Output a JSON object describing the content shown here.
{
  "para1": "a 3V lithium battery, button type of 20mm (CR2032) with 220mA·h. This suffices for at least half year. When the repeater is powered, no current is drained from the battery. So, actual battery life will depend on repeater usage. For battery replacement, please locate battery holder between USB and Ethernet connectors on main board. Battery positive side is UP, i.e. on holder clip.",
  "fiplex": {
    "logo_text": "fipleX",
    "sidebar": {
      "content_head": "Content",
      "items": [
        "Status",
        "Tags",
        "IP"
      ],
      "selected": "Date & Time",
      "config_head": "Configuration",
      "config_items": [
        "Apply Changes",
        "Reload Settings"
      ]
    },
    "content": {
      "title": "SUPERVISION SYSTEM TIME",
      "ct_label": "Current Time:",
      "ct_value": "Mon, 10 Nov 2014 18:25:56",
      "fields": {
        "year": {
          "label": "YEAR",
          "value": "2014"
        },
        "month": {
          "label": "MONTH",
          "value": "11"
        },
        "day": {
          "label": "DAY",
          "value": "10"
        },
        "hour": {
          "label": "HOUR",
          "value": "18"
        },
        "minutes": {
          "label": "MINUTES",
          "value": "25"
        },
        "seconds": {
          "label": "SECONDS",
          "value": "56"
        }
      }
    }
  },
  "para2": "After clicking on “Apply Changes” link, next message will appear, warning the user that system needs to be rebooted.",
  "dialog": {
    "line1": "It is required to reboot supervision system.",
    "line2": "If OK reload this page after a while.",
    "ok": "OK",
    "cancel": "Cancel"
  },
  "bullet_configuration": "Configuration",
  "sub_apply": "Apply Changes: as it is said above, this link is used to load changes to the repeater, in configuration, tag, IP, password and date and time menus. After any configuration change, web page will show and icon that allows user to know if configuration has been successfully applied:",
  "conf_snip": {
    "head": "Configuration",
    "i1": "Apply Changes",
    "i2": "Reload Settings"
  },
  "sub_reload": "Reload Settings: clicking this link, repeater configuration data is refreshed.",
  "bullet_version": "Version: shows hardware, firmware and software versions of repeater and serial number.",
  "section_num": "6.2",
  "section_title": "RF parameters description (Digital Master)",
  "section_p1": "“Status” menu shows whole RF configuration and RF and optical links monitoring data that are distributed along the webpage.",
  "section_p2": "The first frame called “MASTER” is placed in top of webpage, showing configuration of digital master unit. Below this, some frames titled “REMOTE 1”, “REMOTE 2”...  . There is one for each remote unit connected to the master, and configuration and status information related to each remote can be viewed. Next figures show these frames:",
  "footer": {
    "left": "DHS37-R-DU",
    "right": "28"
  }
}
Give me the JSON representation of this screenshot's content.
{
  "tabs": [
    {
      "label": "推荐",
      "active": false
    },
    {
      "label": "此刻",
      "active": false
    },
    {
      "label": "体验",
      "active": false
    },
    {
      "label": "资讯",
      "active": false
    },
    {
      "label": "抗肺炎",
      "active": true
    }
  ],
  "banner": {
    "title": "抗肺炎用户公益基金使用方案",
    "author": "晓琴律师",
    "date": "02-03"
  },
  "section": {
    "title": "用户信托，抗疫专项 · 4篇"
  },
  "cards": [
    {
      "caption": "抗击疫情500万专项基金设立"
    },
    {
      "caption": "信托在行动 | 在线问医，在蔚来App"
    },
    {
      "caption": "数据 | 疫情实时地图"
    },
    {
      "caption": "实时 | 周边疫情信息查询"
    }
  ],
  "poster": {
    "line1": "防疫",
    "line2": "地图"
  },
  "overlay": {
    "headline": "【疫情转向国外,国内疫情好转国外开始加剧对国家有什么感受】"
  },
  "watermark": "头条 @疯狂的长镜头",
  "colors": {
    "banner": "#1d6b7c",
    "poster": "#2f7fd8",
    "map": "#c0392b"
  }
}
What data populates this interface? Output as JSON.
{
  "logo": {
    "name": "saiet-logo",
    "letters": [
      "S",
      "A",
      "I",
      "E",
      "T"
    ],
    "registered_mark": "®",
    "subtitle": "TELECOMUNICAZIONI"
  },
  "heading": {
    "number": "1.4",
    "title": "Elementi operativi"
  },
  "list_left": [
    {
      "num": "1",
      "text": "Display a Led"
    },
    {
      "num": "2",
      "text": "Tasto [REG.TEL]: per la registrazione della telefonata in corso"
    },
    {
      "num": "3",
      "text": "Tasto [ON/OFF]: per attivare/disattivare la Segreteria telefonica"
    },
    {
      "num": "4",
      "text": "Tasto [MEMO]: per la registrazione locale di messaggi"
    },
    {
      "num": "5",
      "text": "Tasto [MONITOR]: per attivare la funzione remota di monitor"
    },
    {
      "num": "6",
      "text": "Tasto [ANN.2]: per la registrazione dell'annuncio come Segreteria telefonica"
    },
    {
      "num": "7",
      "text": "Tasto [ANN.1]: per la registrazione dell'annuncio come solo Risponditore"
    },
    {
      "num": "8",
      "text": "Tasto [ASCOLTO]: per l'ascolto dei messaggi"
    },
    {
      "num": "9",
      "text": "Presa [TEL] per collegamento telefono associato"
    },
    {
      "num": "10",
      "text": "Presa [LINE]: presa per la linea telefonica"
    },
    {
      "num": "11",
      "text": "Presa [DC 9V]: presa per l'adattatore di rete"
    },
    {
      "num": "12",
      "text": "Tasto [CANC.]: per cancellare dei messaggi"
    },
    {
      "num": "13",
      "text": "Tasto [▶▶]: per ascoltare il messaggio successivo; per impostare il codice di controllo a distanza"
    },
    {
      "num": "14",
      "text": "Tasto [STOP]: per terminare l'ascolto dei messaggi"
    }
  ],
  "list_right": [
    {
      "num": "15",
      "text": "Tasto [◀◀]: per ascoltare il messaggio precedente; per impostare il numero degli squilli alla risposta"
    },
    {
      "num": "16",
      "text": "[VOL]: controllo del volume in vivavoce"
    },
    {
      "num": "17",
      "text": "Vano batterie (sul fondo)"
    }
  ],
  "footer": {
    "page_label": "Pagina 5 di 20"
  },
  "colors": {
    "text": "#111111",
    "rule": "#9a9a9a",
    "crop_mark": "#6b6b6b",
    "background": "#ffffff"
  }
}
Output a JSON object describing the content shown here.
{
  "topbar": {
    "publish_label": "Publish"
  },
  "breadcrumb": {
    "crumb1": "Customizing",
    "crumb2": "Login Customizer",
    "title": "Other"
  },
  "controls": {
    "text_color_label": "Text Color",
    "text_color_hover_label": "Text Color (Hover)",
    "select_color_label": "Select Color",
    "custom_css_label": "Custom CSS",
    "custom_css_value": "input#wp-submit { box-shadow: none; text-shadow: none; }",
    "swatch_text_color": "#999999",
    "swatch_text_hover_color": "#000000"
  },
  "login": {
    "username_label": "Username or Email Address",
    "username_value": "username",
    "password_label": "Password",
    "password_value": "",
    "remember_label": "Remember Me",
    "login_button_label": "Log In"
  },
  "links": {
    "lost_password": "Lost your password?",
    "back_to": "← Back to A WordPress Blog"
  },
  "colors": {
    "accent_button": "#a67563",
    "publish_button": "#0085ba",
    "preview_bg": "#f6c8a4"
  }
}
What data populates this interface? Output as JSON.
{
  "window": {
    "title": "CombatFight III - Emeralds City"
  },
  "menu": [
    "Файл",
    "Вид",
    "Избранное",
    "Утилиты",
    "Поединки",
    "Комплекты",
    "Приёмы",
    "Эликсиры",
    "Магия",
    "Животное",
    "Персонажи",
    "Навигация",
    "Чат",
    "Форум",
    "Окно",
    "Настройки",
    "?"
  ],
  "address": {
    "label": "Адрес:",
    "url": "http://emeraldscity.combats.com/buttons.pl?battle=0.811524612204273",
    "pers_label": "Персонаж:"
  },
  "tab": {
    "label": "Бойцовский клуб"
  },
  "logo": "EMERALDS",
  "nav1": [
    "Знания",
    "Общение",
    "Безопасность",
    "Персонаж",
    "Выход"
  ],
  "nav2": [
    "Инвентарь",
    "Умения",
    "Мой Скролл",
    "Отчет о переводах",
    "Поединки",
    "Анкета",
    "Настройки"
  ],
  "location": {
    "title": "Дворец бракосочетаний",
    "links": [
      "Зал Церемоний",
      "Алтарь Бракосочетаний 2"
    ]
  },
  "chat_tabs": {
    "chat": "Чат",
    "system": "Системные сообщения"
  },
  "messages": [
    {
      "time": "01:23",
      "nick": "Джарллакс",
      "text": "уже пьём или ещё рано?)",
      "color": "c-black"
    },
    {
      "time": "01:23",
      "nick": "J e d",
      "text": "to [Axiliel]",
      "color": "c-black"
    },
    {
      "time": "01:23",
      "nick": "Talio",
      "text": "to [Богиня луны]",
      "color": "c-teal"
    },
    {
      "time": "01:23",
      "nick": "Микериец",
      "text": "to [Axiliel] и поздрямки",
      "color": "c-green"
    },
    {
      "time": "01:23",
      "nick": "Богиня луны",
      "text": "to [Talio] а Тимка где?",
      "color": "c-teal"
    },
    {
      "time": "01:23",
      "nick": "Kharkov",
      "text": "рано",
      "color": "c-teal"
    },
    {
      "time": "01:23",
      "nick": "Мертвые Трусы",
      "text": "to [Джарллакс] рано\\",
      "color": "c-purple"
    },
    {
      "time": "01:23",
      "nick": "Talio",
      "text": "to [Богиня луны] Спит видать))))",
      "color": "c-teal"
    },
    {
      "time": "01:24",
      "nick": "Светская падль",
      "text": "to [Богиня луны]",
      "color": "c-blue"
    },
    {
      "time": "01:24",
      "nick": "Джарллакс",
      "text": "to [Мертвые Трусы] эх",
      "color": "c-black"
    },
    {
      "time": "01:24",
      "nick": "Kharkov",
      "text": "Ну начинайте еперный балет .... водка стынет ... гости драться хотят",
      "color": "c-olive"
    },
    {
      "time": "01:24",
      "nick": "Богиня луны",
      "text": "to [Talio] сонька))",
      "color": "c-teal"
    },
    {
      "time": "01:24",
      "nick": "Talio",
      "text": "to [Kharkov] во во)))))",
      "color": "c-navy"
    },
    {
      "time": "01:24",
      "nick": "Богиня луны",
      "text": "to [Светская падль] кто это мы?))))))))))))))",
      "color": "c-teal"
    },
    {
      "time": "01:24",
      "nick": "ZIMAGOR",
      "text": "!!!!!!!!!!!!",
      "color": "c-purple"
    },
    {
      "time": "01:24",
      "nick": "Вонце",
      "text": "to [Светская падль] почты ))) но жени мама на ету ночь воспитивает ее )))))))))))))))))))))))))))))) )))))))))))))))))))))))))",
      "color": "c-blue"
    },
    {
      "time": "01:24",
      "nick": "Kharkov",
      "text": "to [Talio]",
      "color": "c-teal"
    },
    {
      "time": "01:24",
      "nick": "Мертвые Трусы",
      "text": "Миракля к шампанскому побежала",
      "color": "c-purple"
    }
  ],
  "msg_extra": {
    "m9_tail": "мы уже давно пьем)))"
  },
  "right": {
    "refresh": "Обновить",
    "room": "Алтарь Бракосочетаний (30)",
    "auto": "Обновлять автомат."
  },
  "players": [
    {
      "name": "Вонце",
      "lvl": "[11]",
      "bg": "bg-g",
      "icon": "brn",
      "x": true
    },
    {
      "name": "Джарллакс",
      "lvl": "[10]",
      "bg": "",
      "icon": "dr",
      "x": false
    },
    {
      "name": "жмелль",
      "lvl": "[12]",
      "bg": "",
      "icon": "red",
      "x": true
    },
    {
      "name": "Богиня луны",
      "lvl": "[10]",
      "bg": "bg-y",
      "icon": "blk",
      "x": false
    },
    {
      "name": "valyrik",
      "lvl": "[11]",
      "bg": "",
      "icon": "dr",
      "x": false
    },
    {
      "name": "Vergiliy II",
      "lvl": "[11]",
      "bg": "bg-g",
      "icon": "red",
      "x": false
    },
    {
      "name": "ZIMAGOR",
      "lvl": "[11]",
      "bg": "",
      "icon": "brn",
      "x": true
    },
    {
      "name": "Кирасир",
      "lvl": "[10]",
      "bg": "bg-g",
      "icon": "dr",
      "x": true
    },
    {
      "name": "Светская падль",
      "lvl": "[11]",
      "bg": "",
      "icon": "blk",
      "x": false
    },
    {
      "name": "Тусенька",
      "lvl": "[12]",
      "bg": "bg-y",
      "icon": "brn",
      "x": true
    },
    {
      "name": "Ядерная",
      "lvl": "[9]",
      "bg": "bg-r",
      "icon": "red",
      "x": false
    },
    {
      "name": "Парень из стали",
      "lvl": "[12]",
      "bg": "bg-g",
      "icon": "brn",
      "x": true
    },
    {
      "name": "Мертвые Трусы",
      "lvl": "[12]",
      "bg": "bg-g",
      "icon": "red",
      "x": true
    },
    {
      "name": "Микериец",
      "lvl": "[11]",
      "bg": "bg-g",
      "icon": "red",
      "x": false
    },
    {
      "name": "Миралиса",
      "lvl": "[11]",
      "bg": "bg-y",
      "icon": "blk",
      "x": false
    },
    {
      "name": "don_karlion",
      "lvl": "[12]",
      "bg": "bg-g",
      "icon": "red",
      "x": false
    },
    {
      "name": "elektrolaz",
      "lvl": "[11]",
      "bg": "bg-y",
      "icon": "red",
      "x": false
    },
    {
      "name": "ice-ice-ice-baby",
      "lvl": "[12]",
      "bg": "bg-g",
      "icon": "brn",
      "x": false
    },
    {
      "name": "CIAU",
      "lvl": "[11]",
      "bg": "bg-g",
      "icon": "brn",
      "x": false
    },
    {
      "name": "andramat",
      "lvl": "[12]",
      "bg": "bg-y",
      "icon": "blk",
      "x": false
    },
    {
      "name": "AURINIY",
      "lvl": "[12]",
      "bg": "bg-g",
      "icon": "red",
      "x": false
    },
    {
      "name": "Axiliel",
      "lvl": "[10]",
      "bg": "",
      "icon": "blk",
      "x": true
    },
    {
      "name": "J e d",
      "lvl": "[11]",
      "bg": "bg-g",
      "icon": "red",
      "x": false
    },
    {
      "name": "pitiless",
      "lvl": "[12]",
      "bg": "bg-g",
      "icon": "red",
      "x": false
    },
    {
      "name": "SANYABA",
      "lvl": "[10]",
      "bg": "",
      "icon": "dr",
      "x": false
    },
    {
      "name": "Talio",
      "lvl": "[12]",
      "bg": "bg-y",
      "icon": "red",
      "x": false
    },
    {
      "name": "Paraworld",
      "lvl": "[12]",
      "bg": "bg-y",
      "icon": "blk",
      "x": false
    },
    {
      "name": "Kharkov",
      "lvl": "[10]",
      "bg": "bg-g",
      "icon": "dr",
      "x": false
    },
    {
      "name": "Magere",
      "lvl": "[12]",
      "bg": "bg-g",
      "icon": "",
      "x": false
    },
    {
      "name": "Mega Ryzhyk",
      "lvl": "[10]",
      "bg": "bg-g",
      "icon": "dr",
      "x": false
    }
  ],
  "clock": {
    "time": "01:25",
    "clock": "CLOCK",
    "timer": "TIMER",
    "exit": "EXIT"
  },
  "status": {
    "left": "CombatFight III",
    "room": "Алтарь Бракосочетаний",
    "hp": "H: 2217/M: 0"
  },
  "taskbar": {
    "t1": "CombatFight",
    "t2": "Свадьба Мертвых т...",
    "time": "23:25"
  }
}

- Goal
Collect every line above that contains the word "Джарллакс".

- Exercise result
      "nick": "Джарллакс",
      "text": "to [Джарллакс] рано\\",
      "nick": "Джарллакс",
      "name": "Джарллакс",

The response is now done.